Data records:
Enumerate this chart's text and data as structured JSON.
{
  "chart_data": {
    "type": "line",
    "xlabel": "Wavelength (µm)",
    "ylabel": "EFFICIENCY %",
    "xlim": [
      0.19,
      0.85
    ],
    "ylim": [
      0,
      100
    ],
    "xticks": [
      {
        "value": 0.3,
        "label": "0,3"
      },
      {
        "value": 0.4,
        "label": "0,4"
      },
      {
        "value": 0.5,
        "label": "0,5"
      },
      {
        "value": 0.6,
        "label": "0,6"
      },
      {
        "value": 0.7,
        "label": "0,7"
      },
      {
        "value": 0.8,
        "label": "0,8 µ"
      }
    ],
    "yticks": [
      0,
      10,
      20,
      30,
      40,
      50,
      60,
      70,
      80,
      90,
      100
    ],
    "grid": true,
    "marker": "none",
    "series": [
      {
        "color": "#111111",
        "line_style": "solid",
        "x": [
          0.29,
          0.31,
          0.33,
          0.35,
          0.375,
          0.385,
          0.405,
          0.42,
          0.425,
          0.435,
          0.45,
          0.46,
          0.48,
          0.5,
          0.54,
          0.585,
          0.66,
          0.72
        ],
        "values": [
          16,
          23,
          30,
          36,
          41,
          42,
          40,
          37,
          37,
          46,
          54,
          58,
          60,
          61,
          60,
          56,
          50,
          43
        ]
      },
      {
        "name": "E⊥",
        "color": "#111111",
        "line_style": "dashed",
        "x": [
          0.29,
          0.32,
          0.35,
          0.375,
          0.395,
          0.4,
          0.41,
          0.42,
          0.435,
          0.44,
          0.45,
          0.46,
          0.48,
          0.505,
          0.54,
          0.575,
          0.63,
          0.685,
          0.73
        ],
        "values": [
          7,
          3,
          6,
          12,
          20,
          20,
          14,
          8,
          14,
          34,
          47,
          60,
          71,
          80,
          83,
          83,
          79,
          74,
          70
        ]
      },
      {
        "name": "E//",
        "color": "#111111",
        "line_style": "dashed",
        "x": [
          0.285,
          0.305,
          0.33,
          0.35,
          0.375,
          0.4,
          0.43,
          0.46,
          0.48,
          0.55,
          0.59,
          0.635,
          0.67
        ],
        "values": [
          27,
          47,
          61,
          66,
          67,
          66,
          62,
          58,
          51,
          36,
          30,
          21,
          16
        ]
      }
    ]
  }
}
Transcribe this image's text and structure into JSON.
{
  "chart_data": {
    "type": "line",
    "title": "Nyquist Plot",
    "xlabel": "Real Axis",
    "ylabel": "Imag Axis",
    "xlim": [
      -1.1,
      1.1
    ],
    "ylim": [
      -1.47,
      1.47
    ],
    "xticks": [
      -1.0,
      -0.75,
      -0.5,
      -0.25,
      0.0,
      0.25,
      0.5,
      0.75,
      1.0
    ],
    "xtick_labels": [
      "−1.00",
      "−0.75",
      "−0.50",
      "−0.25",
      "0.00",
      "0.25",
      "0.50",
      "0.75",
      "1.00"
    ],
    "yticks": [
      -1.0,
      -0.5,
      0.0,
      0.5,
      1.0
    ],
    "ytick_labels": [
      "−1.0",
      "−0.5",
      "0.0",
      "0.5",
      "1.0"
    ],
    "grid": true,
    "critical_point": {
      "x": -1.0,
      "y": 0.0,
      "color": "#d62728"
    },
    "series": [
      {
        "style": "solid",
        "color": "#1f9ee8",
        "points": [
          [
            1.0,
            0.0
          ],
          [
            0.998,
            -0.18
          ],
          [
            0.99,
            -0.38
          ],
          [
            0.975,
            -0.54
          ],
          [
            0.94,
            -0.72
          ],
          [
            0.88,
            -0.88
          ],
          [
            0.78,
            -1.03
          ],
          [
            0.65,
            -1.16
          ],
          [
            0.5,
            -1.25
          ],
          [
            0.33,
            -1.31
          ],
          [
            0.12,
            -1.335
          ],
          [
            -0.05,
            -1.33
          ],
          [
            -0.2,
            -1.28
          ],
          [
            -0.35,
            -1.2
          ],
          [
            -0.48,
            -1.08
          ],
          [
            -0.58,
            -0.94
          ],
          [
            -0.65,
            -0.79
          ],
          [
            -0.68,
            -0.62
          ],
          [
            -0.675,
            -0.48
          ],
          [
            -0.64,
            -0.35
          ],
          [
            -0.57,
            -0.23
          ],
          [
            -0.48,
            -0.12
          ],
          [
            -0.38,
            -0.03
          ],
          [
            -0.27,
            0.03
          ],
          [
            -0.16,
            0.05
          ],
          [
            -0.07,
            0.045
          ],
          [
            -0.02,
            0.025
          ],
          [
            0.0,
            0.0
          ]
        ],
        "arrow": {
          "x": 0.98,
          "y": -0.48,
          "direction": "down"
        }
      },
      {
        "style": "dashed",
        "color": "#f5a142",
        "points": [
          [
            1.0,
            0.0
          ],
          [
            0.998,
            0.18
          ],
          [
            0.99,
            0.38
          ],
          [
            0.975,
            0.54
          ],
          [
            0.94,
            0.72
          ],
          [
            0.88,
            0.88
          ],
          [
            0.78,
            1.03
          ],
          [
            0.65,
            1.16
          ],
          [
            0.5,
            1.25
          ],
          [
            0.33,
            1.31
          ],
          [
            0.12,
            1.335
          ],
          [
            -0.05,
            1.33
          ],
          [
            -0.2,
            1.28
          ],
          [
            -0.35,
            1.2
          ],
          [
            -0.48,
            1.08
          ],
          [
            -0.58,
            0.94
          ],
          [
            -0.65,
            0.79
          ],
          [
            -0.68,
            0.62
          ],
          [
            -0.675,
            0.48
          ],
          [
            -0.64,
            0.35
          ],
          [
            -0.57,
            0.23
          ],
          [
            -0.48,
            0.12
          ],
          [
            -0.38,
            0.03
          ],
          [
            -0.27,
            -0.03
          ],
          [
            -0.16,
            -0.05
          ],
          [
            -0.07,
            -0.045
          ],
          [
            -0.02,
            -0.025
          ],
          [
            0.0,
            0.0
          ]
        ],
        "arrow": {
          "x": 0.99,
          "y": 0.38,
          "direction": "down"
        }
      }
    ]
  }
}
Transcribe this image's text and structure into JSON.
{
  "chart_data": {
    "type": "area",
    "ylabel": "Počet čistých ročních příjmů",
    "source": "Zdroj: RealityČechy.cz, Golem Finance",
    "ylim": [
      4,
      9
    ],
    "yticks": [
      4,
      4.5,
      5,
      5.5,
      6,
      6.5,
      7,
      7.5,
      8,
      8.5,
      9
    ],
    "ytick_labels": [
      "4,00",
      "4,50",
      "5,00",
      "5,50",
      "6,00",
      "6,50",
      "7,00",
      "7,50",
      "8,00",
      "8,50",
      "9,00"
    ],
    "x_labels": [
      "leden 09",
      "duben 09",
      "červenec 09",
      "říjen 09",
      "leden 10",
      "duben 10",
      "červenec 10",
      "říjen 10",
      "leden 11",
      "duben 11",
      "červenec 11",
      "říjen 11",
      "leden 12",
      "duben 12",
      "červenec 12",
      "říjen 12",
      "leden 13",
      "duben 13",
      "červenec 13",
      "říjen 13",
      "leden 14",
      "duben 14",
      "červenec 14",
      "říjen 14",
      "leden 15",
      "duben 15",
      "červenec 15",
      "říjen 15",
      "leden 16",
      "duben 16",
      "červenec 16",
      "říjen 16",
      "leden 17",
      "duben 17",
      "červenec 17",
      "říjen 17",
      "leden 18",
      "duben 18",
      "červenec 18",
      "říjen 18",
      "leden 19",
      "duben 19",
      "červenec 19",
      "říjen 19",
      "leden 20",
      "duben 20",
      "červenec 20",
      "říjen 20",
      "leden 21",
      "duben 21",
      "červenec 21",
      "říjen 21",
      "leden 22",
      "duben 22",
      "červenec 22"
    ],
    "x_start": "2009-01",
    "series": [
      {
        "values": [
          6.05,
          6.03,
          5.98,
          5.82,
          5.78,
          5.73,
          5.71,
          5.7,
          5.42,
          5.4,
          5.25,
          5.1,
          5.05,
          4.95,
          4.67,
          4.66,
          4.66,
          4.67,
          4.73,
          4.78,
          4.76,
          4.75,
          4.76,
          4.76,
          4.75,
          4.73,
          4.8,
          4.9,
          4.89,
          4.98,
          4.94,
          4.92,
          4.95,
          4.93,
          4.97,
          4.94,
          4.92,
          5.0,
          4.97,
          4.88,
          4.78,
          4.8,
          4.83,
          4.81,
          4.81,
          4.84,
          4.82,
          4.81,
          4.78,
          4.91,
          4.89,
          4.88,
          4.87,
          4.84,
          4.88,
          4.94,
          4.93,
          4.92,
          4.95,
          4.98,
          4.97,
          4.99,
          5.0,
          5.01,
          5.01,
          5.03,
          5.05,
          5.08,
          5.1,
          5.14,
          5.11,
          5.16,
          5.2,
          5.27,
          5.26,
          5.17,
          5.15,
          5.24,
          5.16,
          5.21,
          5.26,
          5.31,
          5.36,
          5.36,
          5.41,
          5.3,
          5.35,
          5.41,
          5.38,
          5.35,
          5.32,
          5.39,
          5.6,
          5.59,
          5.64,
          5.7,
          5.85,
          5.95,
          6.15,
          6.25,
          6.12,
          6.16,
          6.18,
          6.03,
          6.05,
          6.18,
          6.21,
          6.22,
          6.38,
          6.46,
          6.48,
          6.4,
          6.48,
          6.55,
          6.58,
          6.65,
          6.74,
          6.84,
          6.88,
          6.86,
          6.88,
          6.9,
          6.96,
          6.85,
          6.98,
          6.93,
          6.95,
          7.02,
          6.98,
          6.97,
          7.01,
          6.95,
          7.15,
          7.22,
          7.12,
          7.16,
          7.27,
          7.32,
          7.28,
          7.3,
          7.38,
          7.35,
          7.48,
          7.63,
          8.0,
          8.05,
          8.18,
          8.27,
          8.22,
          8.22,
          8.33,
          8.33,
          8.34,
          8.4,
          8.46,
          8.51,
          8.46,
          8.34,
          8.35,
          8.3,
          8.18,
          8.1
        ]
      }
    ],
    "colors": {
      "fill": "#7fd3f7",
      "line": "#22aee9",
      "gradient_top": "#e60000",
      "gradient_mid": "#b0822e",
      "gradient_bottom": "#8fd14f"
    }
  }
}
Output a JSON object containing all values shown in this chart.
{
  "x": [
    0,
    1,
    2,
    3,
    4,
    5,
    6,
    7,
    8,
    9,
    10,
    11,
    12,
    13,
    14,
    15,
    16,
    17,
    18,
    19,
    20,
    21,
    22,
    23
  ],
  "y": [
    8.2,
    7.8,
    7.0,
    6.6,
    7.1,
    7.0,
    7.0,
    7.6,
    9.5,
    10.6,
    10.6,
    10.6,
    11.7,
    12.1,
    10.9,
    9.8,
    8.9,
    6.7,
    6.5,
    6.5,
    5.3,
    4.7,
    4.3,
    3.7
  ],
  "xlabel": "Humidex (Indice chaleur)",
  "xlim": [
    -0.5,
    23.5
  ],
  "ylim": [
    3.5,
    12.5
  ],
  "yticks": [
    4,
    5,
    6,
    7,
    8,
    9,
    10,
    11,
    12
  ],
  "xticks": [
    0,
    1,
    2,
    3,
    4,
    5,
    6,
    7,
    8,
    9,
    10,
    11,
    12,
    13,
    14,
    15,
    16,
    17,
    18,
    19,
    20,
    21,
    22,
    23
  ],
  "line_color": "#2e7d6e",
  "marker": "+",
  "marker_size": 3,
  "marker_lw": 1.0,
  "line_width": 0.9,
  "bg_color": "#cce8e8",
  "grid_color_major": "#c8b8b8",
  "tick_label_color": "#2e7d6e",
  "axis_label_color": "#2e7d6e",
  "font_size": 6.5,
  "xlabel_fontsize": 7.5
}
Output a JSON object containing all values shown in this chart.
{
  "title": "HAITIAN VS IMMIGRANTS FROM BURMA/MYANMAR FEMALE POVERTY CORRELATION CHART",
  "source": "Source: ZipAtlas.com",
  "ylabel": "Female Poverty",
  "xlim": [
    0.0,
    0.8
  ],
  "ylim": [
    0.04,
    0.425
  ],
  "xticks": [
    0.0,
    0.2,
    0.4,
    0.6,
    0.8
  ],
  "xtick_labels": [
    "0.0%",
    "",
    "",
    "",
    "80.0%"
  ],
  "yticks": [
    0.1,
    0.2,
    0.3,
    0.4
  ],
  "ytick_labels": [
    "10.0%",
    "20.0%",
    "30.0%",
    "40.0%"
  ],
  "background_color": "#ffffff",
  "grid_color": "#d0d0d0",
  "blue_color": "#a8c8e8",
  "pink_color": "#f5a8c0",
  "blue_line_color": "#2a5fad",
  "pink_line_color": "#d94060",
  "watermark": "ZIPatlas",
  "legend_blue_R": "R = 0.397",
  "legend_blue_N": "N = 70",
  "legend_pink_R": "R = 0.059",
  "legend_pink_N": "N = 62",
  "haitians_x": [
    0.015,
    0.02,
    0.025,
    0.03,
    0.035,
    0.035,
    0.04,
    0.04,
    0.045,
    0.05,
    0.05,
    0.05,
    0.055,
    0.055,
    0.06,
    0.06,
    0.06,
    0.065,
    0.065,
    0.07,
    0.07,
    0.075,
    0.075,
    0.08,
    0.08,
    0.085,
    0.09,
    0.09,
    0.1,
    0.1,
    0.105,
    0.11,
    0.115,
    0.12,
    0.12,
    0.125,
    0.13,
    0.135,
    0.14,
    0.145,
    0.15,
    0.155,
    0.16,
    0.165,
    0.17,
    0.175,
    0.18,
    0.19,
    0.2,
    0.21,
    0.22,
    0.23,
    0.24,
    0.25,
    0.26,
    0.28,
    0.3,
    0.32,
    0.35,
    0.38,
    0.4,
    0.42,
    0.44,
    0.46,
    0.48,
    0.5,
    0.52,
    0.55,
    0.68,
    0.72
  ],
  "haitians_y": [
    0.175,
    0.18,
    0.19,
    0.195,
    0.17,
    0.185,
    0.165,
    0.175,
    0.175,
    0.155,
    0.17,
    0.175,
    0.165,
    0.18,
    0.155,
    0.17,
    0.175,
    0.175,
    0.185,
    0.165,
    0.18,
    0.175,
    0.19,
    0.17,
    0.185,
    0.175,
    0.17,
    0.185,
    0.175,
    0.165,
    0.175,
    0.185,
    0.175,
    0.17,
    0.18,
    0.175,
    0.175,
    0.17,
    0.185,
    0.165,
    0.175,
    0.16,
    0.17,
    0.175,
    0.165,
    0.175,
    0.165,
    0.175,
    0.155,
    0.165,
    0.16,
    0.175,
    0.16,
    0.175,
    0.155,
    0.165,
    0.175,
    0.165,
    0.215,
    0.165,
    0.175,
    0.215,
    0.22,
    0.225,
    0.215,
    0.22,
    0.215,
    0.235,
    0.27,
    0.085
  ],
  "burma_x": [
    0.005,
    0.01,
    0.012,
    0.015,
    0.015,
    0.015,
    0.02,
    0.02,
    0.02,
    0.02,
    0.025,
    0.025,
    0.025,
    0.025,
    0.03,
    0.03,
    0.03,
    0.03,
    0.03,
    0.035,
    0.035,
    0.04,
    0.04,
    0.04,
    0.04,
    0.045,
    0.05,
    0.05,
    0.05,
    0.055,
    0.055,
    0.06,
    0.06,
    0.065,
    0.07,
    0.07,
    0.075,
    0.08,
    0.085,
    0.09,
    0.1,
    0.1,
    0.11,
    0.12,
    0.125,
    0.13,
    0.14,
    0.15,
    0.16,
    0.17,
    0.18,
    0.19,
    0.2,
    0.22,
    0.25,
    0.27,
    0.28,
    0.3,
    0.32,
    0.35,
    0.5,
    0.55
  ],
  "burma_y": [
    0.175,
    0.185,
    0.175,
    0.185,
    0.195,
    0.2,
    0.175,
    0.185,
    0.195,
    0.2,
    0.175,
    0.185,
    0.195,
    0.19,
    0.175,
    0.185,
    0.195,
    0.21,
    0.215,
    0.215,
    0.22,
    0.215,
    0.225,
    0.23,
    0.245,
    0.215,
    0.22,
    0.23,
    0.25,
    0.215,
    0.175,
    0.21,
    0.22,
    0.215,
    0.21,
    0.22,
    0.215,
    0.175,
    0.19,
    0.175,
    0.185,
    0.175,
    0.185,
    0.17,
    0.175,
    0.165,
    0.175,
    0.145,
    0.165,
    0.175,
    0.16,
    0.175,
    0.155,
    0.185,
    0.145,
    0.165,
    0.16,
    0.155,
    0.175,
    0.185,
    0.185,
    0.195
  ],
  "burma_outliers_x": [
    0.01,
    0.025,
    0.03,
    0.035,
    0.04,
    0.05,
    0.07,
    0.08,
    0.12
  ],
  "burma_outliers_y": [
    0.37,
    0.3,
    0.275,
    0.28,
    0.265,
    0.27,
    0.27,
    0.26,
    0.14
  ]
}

:: Work to be completed ::
Go through the material and select each line with the string "source" in it.

:: Task solution ::
    "source": "Zdroj: RealityČechy.cz, Golem Finance",
  "source": "Source: ZipAtlas.com",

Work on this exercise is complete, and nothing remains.